Input material

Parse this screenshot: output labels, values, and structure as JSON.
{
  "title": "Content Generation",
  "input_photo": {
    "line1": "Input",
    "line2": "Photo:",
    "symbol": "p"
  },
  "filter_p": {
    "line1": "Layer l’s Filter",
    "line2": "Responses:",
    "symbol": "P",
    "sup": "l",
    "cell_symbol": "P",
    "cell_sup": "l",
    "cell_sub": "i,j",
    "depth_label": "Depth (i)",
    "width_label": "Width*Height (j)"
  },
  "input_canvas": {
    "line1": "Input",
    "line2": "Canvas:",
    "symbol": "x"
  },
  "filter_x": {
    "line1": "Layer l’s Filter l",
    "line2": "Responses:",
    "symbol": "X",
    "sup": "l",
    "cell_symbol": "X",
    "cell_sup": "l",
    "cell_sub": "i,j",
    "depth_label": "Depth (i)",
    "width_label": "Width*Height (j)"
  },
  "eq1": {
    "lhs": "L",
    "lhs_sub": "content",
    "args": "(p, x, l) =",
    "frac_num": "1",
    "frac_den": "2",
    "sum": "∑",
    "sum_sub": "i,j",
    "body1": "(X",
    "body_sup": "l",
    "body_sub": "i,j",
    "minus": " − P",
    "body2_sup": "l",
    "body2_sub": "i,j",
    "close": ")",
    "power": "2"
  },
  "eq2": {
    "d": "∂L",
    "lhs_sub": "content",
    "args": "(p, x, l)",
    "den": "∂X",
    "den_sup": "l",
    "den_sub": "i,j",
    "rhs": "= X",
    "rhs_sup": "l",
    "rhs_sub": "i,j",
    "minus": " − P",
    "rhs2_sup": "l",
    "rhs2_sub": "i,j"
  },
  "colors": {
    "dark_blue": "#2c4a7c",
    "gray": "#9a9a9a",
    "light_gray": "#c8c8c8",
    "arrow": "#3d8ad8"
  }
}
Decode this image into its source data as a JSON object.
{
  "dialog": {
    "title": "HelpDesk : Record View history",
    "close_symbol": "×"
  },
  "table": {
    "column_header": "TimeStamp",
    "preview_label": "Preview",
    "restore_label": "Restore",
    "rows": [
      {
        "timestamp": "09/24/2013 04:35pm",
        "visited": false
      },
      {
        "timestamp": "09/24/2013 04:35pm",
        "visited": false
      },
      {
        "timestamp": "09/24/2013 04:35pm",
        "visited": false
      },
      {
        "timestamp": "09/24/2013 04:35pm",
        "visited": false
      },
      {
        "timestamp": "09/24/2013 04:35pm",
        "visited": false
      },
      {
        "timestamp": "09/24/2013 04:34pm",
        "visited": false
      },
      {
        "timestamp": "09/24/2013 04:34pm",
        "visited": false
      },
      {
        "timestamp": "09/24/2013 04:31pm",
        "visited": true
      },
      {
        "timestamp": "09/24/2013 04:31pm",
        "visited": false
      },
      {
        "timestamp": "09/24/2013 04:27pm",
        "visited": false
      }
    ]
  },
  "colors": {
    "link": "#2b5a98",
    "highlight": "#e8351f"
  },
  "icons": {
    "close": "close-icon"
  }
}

Exercise
Print nothing but the lines from the line with "Decode this image" to the last line of the records above. Both of those lines count.

Exercise result
Decode this image into its source data as a JSON object.
{
  "dialog": {
    "title": "HelpDesk : Record View history",
    "close_symbol": "×"
  },
  "table": {
    "column_header": "TimeStamp",
    "preview_label": "Preview",
    "restore_label": "Restore",
    "rows": [
      {
        "timestamp": "09/24/2013 04:35pm",
        "visited": false
      },
      {
        "timestamp": "09/24/2013 04:35pm",
        "visited": false
      },
      {
        "timestamp": "09/24/2013 04:35pm",
        "visited": false
      },
      {
        "timestamp": "09/24/2013 04:35pm",
        "visited": false
      },
      {
        "timestamp": "09/24/2013 04:35pm",
        "visited": false
      },
      {
        "timestamp": "09/24/2013 04:34pm",
        "visited": false
      },
      {
        "timestamp": "09/24/2013 04:34pm",
        "visited": false
      },
      {
        "timestamp": "09/24/2013 04:31pm",
        "visited": true
      },
      {
        "timestamp": "09/24/2013 04:31pm",
        "visited": false
      },
      {
        "timestamp": "09/24/2013 04:27pm",
        "visited": false
      }
    ]
  },
  "colors": {
    "link": "#2b5a98",
    "highlight": "#e8351f"
  },
  "icons": {
    "close": "close-icon"
  }
}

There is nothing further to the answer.